## AIM OF THE TASK
Pick every line with "amount" from the material below.

— Start DATASET EXCERPTS —

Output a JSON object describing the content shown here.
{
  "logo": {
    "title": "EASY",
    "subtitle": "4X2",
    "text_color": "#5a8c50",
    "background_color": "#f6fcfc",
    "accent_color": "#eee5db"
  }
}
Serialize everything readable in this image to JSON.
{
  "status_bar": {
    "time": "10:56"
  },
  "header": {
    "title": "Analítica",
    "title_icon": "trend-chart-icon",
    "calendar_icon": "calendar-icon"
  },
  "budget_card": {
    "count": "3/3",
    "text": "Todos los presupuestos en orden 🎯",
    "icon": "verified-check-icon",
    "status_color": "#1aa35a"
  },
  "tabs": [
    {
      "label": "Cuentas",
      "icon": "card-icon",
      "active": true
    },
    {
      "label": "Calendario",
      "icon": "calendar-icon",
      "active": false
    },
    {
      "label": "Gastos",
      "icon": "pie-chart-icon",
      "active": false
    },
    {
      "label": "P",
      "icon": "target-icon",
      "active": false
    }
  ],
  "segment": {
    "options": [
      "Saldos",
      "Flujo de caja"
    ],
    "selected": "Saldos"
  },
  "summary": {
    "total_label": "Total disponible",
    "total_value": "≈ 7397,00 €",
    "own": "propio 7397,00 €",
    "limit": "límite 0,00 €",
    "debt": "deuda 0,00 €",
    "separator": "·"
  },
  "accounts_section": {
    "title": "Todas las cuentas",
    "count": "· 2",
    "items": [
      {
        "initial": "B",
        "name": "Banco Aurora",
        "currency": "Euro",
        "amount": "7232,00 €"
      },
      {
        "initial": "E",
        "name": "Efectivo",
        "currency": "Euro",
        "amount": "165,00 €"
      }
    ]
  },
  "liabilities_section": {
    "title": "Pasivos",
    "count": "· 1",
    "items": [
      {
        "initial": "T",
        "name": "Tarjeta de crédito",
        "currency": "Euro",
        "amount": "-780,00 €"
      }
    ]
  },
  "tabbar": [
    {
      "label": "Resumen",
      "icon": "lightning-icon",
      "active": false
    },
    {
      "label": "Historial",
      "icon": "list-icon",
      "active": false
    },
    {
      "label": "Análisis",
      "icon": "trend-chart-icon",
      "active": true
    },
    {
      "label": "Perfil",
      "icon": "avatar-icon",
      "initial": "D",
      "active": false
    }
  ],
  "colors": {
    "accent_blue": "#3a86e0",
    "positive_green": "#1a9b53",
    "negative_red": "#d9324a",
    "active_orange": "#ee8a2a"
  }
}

— End DATASET EXCERPTS —

## PROBLEM SOLUTION
        "amount": "7232,00 €"
        "amount": "165,00 €"
        "amount": "-780,00 €"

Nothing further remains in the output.